>> Begin Exercise materials
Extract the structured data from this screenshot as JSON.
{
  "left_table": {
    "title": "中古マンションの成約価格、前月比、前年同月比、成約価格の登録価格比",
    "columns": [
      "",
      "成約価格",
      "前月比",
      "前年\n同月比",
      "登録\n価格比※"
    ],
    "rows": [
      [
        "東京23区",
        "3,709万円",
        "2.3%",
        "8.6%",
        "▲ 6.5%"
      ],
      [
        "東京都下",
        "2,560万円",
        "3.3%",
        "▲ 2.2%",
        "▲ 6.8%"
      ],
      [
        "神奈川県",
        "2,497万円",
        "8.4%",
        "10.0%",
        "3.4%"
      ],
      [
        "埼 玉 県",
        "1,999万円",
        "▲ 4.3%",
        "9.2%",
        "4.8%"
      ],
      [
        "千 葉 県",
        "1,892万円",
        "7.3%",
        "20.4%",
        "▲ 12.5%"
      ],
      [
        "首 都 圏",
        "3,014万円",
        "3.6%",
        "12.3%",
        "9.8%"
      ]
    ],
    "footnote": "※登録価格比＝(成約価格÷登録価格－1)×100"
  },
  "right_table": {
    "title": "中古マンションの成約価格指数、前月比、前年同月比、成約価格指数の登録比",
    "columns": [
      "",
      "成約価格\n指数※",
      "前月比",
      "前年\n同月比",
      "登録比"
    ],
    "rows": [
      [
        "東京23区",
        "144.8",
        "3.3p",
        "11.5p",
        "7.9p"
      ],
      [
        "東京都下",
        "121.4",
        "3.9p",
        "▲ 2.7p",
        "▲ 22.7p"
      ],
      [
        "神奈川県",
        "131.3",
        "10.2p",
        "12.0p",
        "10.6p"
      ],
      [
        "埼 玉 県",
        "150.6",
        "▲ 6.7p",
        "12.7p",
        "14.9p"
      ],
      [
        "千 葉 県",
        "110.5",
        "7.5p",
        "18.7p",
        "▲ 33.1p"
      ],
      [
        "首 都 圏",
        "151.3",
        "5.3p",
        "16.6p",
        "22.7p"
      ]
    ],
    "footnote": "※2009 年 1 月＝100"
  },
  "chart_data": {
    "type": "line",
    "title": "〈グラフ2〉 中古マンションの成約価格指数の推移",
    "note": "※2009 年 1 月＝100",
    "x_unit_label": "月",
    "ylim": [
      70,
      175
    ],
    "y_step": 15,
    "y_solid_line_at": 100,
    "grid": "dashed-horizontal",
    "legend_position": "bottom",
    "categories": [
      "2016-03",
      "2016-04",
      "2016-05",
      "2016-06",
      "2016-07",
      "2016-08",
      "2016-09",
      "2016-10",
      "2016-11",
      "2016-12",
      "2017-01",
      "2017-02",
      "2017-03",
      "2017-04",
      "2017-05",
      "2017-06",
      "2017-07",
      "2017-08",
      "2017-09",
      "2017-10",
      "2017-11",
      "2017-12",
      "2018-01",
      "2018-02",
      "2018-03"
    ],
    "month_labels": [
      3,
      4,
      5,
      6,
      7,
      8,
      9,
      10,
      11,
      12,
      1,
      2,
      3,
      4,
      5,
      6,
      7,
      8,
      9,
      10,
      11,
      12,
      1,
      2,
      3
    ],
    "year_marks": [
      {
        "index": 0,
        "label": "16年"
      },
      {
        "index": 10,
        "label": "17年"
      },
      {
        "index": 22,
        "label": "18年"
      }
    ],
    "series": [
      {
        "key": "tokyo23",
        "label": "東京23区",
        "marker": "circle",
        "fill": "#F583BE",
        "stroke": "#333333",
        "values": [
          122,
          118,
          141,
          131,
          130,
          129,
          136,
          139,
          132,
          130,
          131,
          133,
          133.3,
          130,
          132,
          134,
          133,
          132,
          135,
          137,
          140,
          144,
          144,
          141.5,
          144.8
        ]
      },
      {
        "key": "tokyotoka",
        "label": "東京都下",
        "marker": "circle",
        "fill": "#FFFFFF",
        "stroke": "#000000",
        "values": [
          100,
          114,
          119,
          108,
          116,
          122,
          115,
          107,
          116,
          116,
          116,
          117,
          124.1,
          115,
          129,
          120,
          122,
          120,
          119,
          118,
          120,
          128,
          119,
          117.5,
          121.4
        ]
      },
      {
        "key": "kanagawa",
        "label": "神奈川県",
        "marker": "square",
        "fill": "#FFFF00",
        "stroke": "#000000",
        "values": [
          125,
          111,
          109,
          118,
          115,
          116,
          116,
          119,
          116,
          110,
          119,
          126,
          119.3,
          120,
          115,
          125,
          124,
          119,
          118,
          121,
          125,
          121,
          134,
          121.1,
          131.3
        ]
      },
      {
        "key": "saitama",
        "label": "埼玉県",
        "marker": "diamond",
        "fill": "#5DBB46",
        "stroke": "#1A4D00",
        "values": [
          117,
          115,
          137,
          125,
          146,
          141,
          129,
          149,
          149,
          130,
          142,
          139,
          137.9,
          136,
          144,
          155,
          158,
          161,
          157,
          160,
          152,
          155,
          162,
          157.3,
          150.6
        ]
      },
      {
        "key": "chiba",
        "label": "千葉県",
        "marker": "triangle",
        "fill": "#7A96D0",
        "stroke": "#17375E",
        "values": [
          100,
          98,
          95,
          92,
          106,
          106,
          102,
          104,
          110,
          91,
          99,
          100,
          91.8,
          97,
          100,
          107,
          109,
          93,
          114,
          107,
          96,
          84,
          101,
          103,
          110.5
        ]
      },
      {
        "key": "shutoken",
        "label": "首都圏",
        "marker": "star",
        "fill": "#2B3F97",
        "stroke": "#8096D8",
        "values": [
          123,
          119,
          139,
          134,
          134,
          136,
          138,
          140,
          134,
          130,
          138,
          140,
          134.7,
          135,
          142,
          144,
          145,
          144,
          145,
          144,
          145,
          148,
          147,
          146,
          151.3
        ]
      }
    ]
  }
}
>> End Exercise materials
Exercise directions:
The full set of records should be duplicated exactly.

Complete output:
Extract the structured data from this screenshot as JSON.
{
  "left_table": {
    "title": "中古マンションの成約価格、前月比、前年同月比、成約価格の登録価格比",
    "columns": [
      "",
      "成約価格",
      "前月比",
      "前年\n同月比",
      "登録\n価格比※"
    ],
    "rows": [
      [
        "東京23区",
        "3,709万円",
        "2.3%",
        "8.6%",
        "▲ 6.5%"
      ],
      [
        "東京都下",
        "2,560万円",
        "3.3%",
        "▲ 2.2%",
        "▲ 6.8%"
      ],
      [
        "神奈川県",
        "2,497万円",
        "8.4%",
        "10.0%",
        "3.4%"
      ],
      [
        "埼 玉 県",
        "1,999万円",
        "▲ 4.3%",
        "9.2%",
        "4.8%"
      ],
      [
        "千 葉 県",
        "1,892万円",
        "7.3%",
        "20.4%",
        "▲ 12.5%"
      ],
      [
        "首 都 圏",
        "3,014万円",
        "3.6%",
        "12.3%",
        "9.8%"
      ]
    ],
    "footnote": "※登録価格比＝(成約価格÷登録価格－1)×100"
  },
  "right_table": {
    "title": "中古マンションの成約価格指数、前月比、前年同月比、成約価格指数の登録比",
    "columns": [
      "",
      "成約価格\n指数※",
      "前月比",
      "前年\n同月比",
      "登録比"
    ],
    "rows": [
      [
        "東京23区",
        "144.8",
        "3.3p",
        "11.5p",
        "7.9p"
      ],
      [
        "東京都下",
        "121.4",
        "3.9p",
        "▲ 2.7p",
        "▲ 22.7p"
      ],
      [
        "神奈川県",
        "131.3",
        "10.2p",
        "12.0p",
        "10.6p"
      ],
      [
        "埼 玉 県",
        "150.6",
        "▲ 6.7p",
        "12.7p",
        "14.9p"
      ],
      [
        "千 葉 県",
        "110.5",
        "7.5p",
        "18.7p",
        "▲ 33.1p"
      ],
      [
        "首 都 圏",
        "151.3",
        "5.3p",
        "16.6p",
        "22.7p"
      ]
    ],
    "footnote": "※2009 年 1 月＝100"
  },
  "chart_data": {
    "type": "line",
    "title": "〈グラフ2〉 中古マンションの成約価格指数の推移",
    "note": "※2009 年 1 月＝100",
    "x_unit_label": "月",
    "ylim": [
      70,
      175
    ],
    "y_step": 15,
    "y_solid_line_at": 100,
    "grid": "dashed-horizontal",
    "legend_position": "bottom",
    "categories": [
      "2016-03",
      "2016-04",
      "2016-05",
      "2016-06",
      "2016-07",
      "2016-08",
      "2016-09",
      "2016-10",
      "2016-11",
      "2016-12",
      "2017-01",
      "2017-02",
      "2017-03",
      "2017-04",
      "2017-05",
      "2017-06",
      "2017-07",
      "2017-08",
      "2017-09",
      "2017-10",
      "2017-11",
      "2017-12",
      "2018-01",
      "2018-02",
      "2018-03"
    ],
    "month_labels": [
      3,
      4,
      5,
      6,
      7,
      8,
      9,
      10,
      11,
      12,
      1,
      2,
      3,
      4,
      5,
      6,
      7,
      8,
      9,
      10,
      11,
      12,
      1,
      2,
      3
    ],
    "year_marks": [
      {
        "index": 0,
        "label": "16年"
      },
      {
        "index": 10,
        "label": "17年"
      },
      {
        "index": 22,
        "label": "18年"
      }
    ],
    "series": [
      {
        "key": "tokyo23",
        "label": "東京23区",
        "marker": "circle",
        "fill": "#F583BE",
        "stroke": "#333333",
        "values": [
          122,
          118,
          141,
          131,
          130,
          129,
          136,
          139,
          132,
          130,
          131,
          133,
          133.3,
          130,
          132,
          134,
          133,
          132,
          135,
          137,
          140,
          144,
          144,
          141.5,
          144.8
        ]
      },
      {
        "key": "tokyotoka",
        "label": "東京都下",
        "marker": "circle",
        "fill": "#FFFFFF",
        "stroke": "#000000",
        "values": [
          100,
          114,
          119,
          108,
          116,
          122,
          115,
          107,
          116,
          116,
          116,
          117,
          124.1,
          115,
          129,
          120,
          122,
          120,
          119,
          118,
          120,
          128,
          119,
          117.5,
          121.4
        ]
      },
      {
        "key": "kanagawa",
        "label": "神奈川県",
        "marker": "square",
        "fill": "#FFFF00",
        "stroke": "#000000",
        "values": [
          125,
          111,
          109,
          118,
          115,
          116,
          116,
          119,
          116,
          110,
          119,
          126,
          119.3,
          120,
          115,
          125,
          124,
          119,
          118,
          121,
          125,
          121,
          134,
          121.1,
          131.3
        ]
      },
      {
        "key": "saitama",
        "label": "埼玉県",
        "marker": "diamond",
        "fill": "#5DBB46",
        "stroke": "#1A4D00",
        "values": [
          117,
          115,
          137,
          125,
          146,
          141,
          129,
          149,
          149,
          130,
          142,
          139,
          137.9,
          136,
          144,
          155,
          158,
          161,
          157,
          160,
          152,
          155,
          162,
          157.3,
          150.6
        ]
      },
      {
        "key": "chiba",
        "label": "千葉県",
        "marker": "triangle",
        "fill": "#7A96D0",
        "stroke": "#17375E",
        "values": [
          100,
          98,
          95,
          92,
          106,
          106,
          102,
          104,
          110,
          91,
          99,
          100,
          91.8,
          97,
          100,
          107,
          109,
          93,
          114,
          107,
          96,
          84,
          101,
          103,
          110.5
        ]
      },
      {
        "key": "shutoken",
        "label": "首都圏",
        "marker": "star",
        "fill": "#2B3F97",
        "stroke": "#8096D8",
        "values": [
          123,
          119,
          139,
          134,
          134,
          136,
          138,
          140,
          134,
          130,
          138,
          140,
          134.7,
          135,
          142,
          144,
          145,
          144,
          145,
          144,
          145,
          148,
          147,
          146,
          151.3
        ]
      }
    ]
  }
}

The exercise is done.